What is the number of lines in the entries that include the word "checker"? Respond with the number only.

-- Begin Supplied entries --

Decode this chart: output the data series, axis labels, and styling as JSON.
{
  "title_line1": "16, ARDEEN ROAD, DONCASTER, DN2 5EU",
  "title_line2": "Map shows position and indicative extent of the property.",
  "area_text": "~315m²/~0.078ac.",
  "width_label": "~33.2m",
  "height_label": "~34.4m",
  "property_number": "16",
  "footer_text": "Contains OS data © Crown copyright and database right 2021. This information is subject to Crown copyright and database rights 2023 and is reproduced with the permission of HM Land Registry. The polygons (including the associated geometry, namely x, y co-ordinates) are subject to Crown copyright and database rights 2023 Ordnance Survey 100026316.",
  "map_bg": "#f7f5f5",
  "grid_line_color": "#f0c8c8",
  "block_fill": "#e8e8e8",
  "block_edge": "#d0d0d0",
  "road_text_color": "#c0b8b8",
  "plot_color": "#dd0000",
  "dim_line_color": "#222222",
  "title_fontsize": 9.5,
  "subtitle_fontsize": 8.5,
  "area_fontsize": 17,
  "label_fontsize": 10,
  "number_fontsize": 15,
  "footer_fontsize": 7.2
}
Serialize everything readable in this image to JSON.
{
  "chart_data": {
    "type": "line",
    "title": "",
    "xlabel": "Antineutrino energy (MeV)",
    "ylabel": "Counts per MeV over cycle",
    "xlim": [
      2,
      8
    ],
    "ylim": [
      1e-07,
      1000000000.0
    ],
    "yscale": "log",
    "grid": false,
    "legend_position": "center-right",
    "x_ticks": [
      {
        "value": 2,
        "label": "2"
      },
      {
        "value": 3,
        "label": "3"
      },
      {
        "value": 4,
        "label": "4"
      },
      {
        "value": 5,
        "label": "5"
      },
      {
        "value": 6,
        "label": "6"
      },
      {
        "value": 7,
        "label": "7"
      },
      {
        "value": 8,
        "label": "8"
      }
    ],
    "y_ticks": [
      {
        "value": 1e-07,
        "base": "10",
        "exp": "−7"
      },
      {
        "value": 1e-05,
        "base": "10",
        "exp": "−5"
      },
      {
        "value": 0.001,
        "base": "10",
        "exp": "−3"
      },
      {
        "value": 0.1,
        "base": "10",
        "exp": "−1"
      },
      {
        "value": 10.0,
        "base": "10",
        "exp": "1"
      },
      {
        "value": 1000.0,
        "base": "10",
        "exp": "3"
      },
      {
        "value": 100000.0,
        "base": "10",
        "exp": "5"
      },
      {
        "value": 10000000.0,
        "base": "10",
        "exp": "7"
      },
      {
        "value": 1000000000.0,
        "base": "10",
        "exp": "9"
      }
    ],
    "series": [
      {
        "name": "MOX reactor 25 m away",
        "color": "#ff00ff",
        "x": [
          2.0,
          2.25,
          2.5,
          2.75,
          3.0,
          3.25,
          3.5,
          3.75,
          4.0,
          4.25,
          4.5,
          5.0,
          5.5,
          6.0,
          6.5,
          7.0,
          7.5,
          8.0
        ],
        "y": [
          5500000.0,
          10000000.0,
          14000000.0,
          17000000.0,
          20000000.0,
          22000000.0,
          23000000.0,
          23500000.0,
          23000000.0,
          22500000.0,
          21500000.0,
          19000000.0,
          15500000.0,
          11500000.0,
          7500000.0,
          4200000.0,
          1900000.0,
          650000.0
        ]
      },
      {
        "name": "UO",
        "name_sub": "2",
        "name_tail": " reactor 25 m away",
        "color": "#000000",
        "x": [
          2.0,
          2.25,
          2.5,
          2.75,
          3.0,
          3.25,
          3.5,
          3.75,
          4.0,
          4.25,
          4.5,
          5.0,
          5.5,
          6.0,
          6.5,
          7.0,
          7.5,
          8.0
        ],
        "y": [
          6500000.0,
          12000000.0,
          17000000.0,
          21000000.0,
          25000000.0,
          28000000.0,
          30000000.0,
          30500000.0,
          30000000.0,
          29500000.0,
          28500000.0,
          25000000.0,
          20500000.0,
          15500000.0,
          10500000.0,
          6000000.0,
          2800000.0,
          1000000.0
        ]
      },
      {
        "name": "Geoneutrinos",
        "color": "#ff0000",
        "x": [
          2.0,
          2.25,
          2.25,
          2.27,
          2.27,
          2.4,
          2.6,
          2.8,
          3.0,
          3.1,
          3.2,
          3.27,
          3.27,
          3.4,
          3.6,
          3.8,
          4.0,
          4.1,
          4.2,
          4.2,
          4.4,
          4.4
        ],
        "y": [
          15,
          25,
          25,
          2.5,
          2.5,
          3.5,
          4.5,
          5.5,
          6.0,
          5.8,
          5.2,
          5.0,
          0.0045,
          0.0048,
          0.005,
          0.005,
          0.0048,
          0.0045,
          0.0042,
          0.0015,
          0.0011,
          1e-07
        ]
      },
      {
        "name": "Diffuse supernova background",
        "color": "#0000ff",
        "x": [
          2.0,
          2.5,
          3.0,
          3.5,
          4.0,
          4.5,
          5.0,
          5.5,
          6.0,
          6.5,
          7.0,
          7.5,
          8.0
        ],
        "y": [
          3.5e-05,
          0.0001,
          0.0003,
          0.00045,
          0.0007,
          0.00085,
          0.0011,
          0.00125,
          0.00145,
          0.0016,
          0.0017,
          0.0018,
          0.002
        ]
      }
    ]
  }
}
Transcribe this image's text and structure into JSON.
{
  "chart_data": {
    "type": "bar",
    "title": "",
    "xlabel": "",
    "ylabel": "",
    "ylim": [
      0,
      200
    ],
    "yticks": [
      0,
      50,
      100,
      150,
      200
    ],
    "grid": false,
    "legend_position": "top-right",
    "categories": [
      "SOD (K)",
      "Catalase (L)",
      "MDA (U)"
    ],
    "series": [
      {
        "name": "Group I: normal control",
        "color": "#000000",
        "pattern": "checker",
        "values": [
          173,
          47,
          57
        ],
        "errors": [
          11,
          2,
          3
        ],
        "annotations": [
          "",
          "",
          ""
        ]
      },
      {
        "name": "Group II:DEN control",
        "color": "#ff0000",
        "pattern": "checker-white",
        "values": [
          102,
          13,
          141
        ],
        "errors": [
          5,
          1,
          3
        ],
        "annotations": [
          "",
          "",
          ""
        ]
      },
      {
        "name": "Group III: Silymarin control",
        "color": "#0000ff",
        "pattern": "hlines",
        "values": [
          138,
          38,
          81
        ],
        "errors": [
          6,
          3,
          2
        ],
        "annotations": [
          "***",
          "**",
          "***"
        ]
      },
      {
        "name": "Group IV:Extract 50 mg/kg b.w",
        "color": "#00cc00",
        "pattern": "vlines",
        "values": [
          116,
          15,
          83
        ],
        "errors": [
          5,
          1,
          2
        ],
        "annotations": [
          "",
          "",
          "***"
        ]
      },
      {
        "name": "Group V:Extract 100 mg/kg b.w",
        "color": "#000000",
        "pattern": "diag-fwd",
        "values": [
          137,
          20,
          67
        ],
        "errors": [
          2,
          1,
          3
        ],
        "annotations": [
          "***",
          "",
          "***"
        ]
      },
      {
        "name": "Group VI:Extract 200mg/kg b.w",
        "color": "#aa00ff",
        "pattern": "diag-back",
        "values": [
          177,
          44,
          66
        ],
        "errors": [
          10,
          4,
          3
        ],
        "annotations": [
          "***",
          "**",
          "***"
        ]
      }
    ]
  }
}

-- End Supplied entries --

Answer
2